Copy out each line in the material below that has the word "Clock".

--

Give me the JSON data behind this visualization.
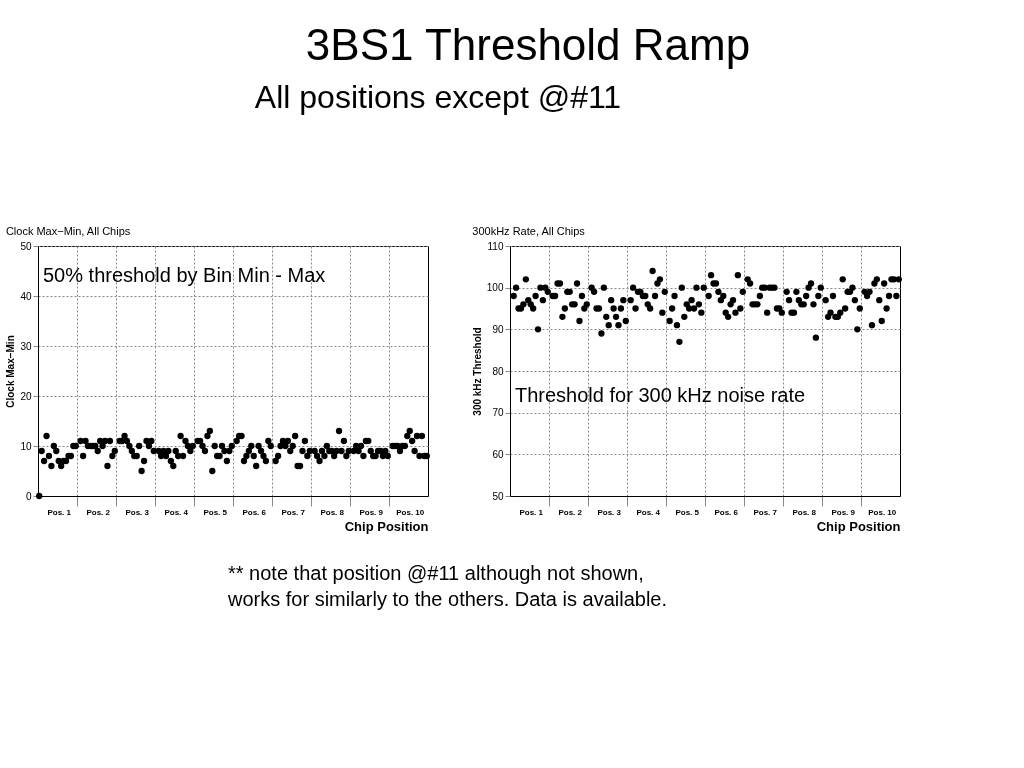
{
  "chart_data": [
    {
      "type": "other",
      "title": "3BS1 Threshold Ramp",
      "subtitle": "All positions except @#11",
      "annotations": [
        "** note that  position @#11 although not shown,\nworks for similarly to the others. Data is available."
      ]
    },
    {
      "type": "scatter",
      "title": "Clock Max−Min, All Chips",
      "xlabel": "Chip Position",
      "ylabel": "Clock Max−Min",
      "annotations": [
        "50% threshold by Bin Min - Max"
      ],
      "marker": "circle",
      "grid": true,
      "ylim": [
        0,
        50
      ],
      "yticks": [
        0,
        10,
        20,
        30,
        40,
        50
      ],
      "categories": [
        null,
        null,
        null,
        null,
        null,
        null,
        null,
        null,
        "Pos. 1",
        null,
        null,
        null,
        null,
        null,
        null,
        null,
        null,
        null,
        null,
        null,
        null,
        null,
        null,
        null,
        "Pos. 2",
        null,
        null,
        null,
        null,
        null,
        null,
        null,
        null,
        null,
        null,
        null,
        null,
        null,
        null,
        null,
        "Pos. 3",
        null,
        null,
        null,
        null,
        null,
        null,
        null,
        null,
        null,
        null,
        null,
        null,
        null,
        null,
        null,
        "Pos. 4",
        null,
        null,
        null,
        null,
        null,
        null,
        null,
        null,
        null,
        null,
        null,
        null,
        null,
        null,
        null,
        "Pos. 5",
        null,
        null,
        null,
        null,
        null,
        null,
        null,
        null,
        null,
        null,
        null,
        null,
        null,
        null,
        null,
        "Pos. 6",
        null,
        null,
        null,
        null,
        null,
        null,
        null,
        null,
        null,
        null,
        null,
        null,
        null,
        null,
        null,
        "Pos. 7",
        null,
        null,
        null,
        null,
        null,
        null,
        null,
        null,
        null,
        null,
        null,
        null,
        null,
        null,
        null,
        "Pos. 8",
        null,
        null,
        null,
        null,
        null,
        null,
        null,
        null,
        null,
        null,
        null,
        null,
        null,
        null,
        null,
        "Pos. 9",
        null,
        null,
        null,
        null,
        null,
        null,
        null,
        null,
        null,
        null,
        null,
        null,
        null,
        null,
        null,
        "Pos. 10",
        null,
        null,
        null,
        null,
        null,
        null,
        null
      ],
      "series": [
        {
          "color": "#000000",
          "values": [
            0,
            9,
            7,
            12,
            8,
            6,
            10,
            9,
            7,
            6,
            7,
            7,
            8,
            8,
            10,
            10,
            null,
            11,
            8,
            11,
            10,
            10,
            10,
            10,
            9,
            11,
            10,
            11,
            6,
            11,
            8,
            9,
            null,
            11,
            11,
            12,
            11,
            10,
            9,
            8,
            8,
            10,
            5,
            7,
            11,
            10,
            11,
            9,
            null,
            9,
            8,
            9,
            8,
            9,
            7,
            6,
            9,
            8,
            12,
            8,
            11,
            10,
            9,
            10,
            null,
            11,
            11,
            10,
            9,
            12,
            13,
            5,
            10,
            8,
            8,
            10,
            9,
            7,
            9,
            10,
            null,
            11,
            12,
            12,
            7,
            8,
            9,
            10,
            8,
            6,
            10,
            9,
            8,
            7,
            11,
            10,
            null,
            7,
            8,
            10,
            11,
            10,
            11,
            9,
            10,
            12,
            6,
            6,
            9,
            11,
            8,
            9,
            null,
            9,
            8,
            7,
            9,
            8,
            10,
            9,
            9,
            8,
            9,
            13,
            9,
            11,
            8,
            9,
            null,
            9,
            10,
            9,
            10,
            8,
            11,
            11,
            9,
            8,
            8,
            9,
            9,
            8,
            9,
            8,
            null,
            10,
            10,
            10,
            9,
            10,
            10,
            12,
            13,
            11,
            9,
            12,
            8,
            12,
            8,
            8
          ]
        }
      ]
    },
    {
      "type": "scatter",
      "title": "300kHz Rate, All Chips",
      "xlabel": "Chip Position",
      "ylabel": "300 kHz Threshold",
      "annotations": [
        "Threshold for 300 kHz  noise rate"
      ],
      "marker": "circle",
      "grid": true,
      "ylim": [
        50,
        110
      ],
      "yticks": [
        50,
        60,
        70,
        80,
        90,
        100,
        110
      ],
      "categories": [
        null,
        null,
        null,
        null,
        null,
        null,
        null,
        null,
        "Pos. 1",
        null,
        null,
        null,
        null,
        null,
        null,
        null,
        null,
        null,
        null,
        null,
        null,
        null,
        null,
        null,
        "Pos. 2",
        null,
        null,
        null,
        null,
        null,
        null,
        null,
        null,
        null,
        null,
        null,
        null,
        null,
        null,
        null,
        "Pos. 3",
        null,
        null,
        null,
        null,
        null,
        null,
        null,
        null,
        null,
        null,
        null,
        null,
        null,
        null,
        null,
        "Pos. 4",
        null,
        null,
        null,
        null,
        null,
        null,
        null,
        null,
        null,
        null,
        null,
        null,
        null,
        null,
        null,
        "Pos. 5",
        null,
        null,
        null,
        null,
        null,
        null,
        null,
        null,
        null,
        null,
        null,
        null,
        null,
        null,
        null,
        "Pos. 6",
        null,
        null,
        null,
        null,
        null,
        null,
        null,
        null,
        null,
        null,
        null,
        null,
        null,
        null,
        null,
        "Pos. 7",
        null,
        null,
        null,
        null,
        null,
        null,
        null,
        null,
        null,
        null,
        null,
        null,
        null,
        null,
        null,
        "Pos. 8",
        null,
        null,
        null,
        null,
        null,
        null,
        null,
        null,
        null,
        null,
        null,
        null,
        null,
        null,
        null,
        "Pos. 9",
        null,
        null,
        null,
        null,
        null,
        null,
        null,
        null,
        null,
        null,
        null,
        null,
        null,
        null,
        null,
        "Pos. 10",
        null,
        null,
        null,
        null,
        null,
        null,
        null
      ],
      "series": [
        {
          "color": "#000000",
          "values": [
            null,
            98,
            100,
            95,
            95,
            96,
            102,
            97,
            96,
            95,
            98,
            90,
            100,
            97,
            100,
            99,
            null,
            98,
            98,
            101,
            101,
            93,
            95,
            99,
            99,
            96,
            96,
            101,
            92,
            98,
            95,
            96,
            null,
            100,
            99,
            95,
            95,
            89,
            100,
            93,
            91,
            97,
            95,
            93,
            91,
            95,
            97,
            92,
            null,
            97,
            100,
            95,
            99,
            99,
            98,
            98,
            96,
            95,
            104,
            98,
            101,
            102,
            94,
            99,
            null,
            92,
            95,
            98,
            91,
            87,
            100,
            93,
            96,
            95,
            97,
            95,
            100,
            96,
            94,
            100,
            null,
            98,
            103,
            101,
            101,
            99,
            97,
            98,
            94,
            93,
            96,
            97,
            94,
            103,
            95,
            99,
            null,
            102,
            101,
            96,
            96,
            96,
            98,
            100,
            100,
            94,
            100,
            100,
            100,
            95,
            95,
            94,
            null,
            99,
            97,
            94,
            94,
            99,
            97,
            96,
            96,
            98,
            100,
            101,
            96,
            88,
            98,
            100,
            null,
            97,
            93,
            94,
            98,
            93,
            93,
            94,
            102,
            95,
            99,
            99,
            100,
            97,
            90,
            95,
            null,
            99,
            98,
            99,
            91,
            101,
            102,
            97,
            92,
            101,
            95,
            98,
            102,
            102,
            98,
            102
          ]
        }
      ]
    }
  ]
}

--

» **Answer**
      "title": "Clock Max−Min, All Chips",
      "ylabel": "Clock Max−Min",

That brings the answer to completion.